• SHORT EXERCISE:
Pick out the lines below with "this" and list them.

──────────

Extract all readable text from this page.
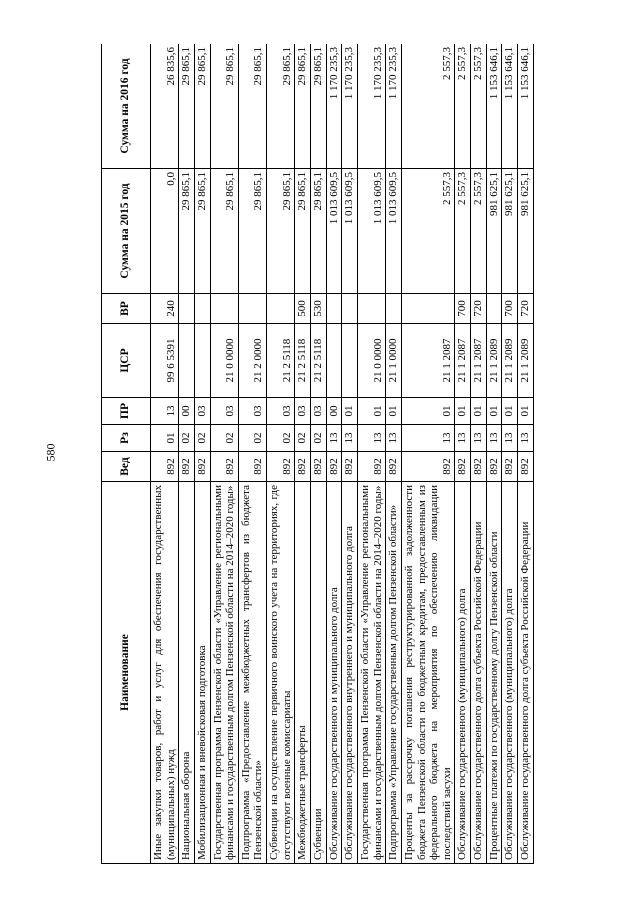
580
Наименование	Вед	Рз	ПР	ЦСР	ВР	Сумма на 2015 год	Сумма на 2016 год
Иные закупки товаров, работ и услуг для обеспечения государственных (муниципальных) нужд	892	01	13	99 6 5391	240	0,0	26 835,6
Национальная оборона	892	02	00			29 865,1	29 865,1
Мобилизационная и вневойсковая подготовка	892	02	03			29 865,1	29 865,1
Государственная программа Пензенской области «Управление региональными финансами и государственным долгом Пензенской области на 2014–2020 годы»	892	02	03	21 0 0000		29 865,1	29 865,1
Подпрограмма «Предоставление межбюджетных трансфертов из бюджета Пензенской области»	892	02	03	21 2 0000		29 865,1	29 865,1
Субвенции на осуществление первичного воинского учета на территориях, где отсутствуют военные комиссариаты	892	02	03	21 2 5118		29 865,1	29 865,1
Межбюджетные трансферты	892	02	03	21 2 5118	500	29 865,1	29 865,1
Субвенции	892	02	03	21 2 5118	530	29 865,1	29 865,1
Обслуживание государственного и муниципального долга	892	13	00			1 013 609,5	1 170 235,3
Обслуживание государственного внутреннего и муниципального долга	892	13	01			1 013 609,5	1 170 235,3
Государственная программа Пензенской области «Управление региональными финансами и государственным долгом Пензенской области на 2014–2020 годы»	892	13	01	21 0 0000		1 013 609,5	1 170 235,3
Подпрограмма «Управление государственным долгом Пензенской области»	892	13	01	21 1 0000		1 013 609,5	1 170 235,3
Проценты за рассрочку погашения реструктурированной задолженности бюджета Пензенской области по бюджетным кредитам, предоставленным из федерального бюджета на мероприятия по обеспечению ликвидации последствий засухи	892	13	01	21 1 2087		2 557,3	2 557,3
Обслуживание государственного (муниципального) долга	892	13	01	21 1 2087	700	2 557,3	2 557,3
Обслуживание государственного долга субъекта Российской Федерации	892	13	01	21 1 2087	720	2 557,3	2 557,3
Процентные платежи по государственному долгу Пензенской области	892	13	01	21 1 2089		981 625,1	1 153 646,1
Обслуживание государственного (муниципального) долга	892	13	01	21 1 2089	700	981 625,1	1 153 646,1
Обслуживание государственного долга субъекта Российской Федерации	892	13	01	21 1 2089	720	981 625,1	1 153 646,1
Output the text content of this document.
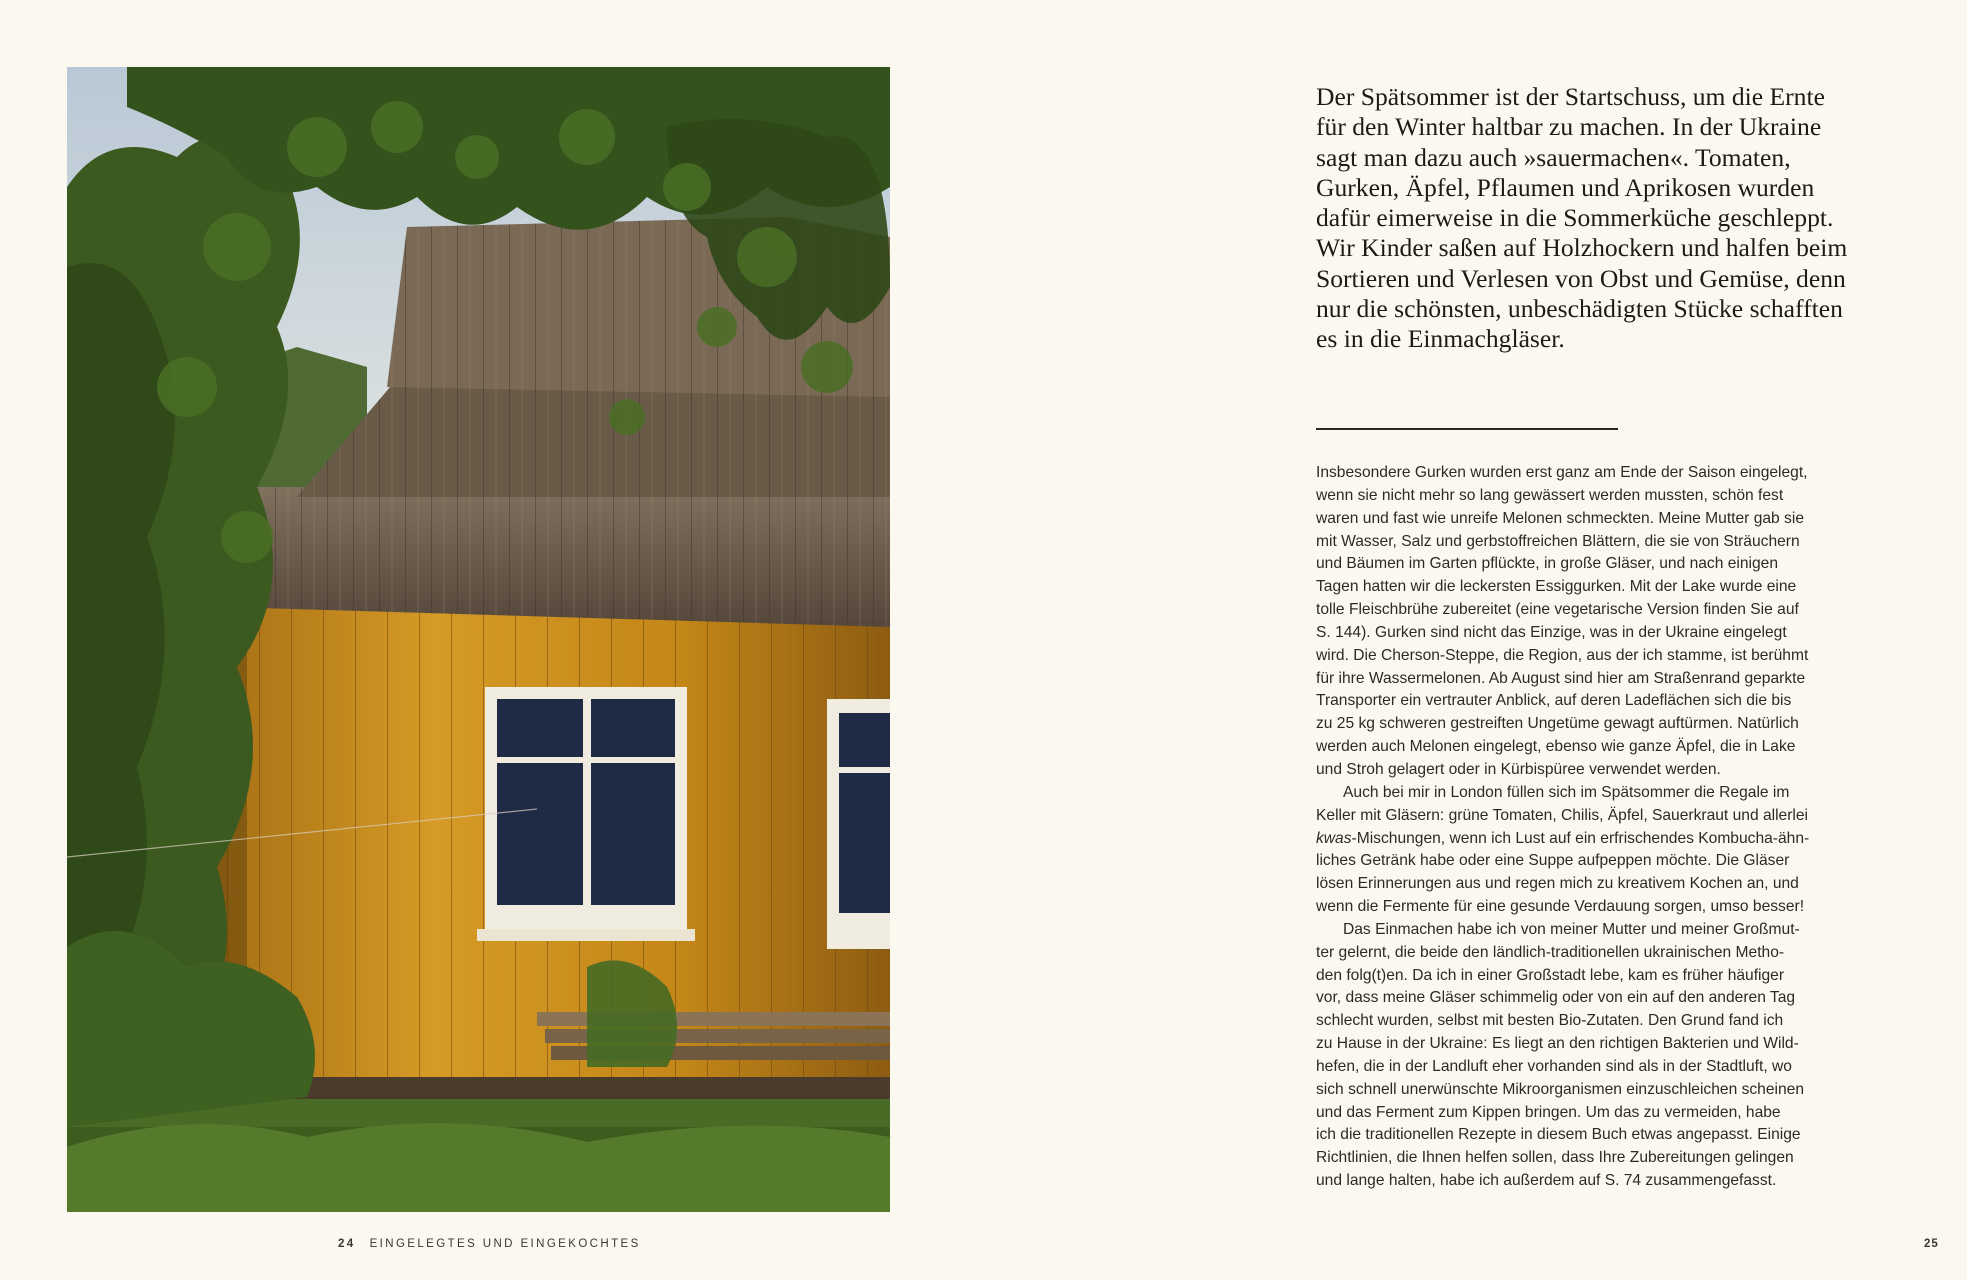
24 EINGELEGTES UND EINGEKOCHTES
Der Spätsommer ist der Startschuss, um die Ernte
für den Winter haltbar zu machen. In der Ukraine
sagt man dazu auch »sauermachen«. Tomaten,
Gurken, Äpfel, Pflaumen und Aprikosen wurden
dafür eimerweise in die Sommerküche geschleppt.
Wir Kinder saßen auf Holzhockern und halfen beim
Sortieren und Verlesen von Obst und Gemüse, denn
nur die schönsten, unbeschädigten Stücke schafften
es in die Einmachgläser.
Insbesondere Gurken wurden erst ganz am Ende der Saison eingelegt,
wenn sie nicht mehr so lang gewässert werden mussten, schön fest
waren und fast wie unreife Melonen schmeckten. Meine Mutter gab sie
mit Wasser, Salz und gerbstoffreichen Blättern, die sie von Sträuchern
und Bäumen im Garten pflückte, in große Gläser, und nach einigen
Tagen hatten wir die leckersten Essiggurken. Mit der Lake wurde eine
tolle Fleischbrühe zubereitet (eine vegetarische Version finden Sie auf
S. 144). Gurken sind nicht das Einzige, was in der Ukraine eingelegt
wird. Die Cherson-Steppe, die Region, aus der ich stamme, ist berühmt
für ihre Wassermelonen. Ab August sind hier am Straßenrand geparkte
Transporter ein vertrauter Anblick, auf deren Ladeflächen sich die bis
zu 25 kg schweren gestreiften Ungetüme gewagt auftürmen. Natürlich
werden auch Melonen eingelegt, ebenso wie ganze Äpfel, die in Lake
und Stroh gelagert oder in Kürbispüree verwendet werden.
Auch bei mir in London füllen sich im Spätsommer die Regale im
Keller mit Gläsern: grüne Tomaten, Chilis, Äpfel, Sauerkraut und allerlei
kwas-Mischungen, wenn ich Lust auf ein erfrischendes Kombucha-ähn-
liches Getränk habe oder eine Suppe aufpeppen möchte. Die Gläser
lösen Erinnerungen aus und regen mich zu kreativem Kochen an, und
wenn die Fermente für eine gesunde Verdauung sorgen, umso besser!
Das Einmachen habe ich von meiner Mutter und meiner Großmut-
ter gelernt, die beide den ländlich-traditionellen ukrainischen Metho-
den folg(t)en. Da ich in einer Großstadt lebe, kam es früher häufiger
vor, dass meine Gläser schimmelig oder von ein auf den anderen Tag
schlecht wurden, selbst mit besten Bio-Zutaten. Den Grund fand ich
zu Hause in der Ukraine: Es liegt an den richtigen Bakterien und Wild-
hefen, die in der Landluft eher vorhanden sind als in der Stadtluft, wo
sich schnell unerwünschte Mikroorganismen einzuschleichen scheinen
und das Ferment zum Kippen bringen. Um das zu vermeiden, habe
ich die traditionellen Rezepte in diesem Buch etwas angepasst. Einige
Richtlinien, die Ihnen helfen sollen, dass Ihre Zubereitungen gelingen
und lange halten, habe ich außerdem auf S. 74 zusammengefasst.
25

──────────

• CORRECT RESPONSE:
Extract all readable text from this page.
Output the text content of this document.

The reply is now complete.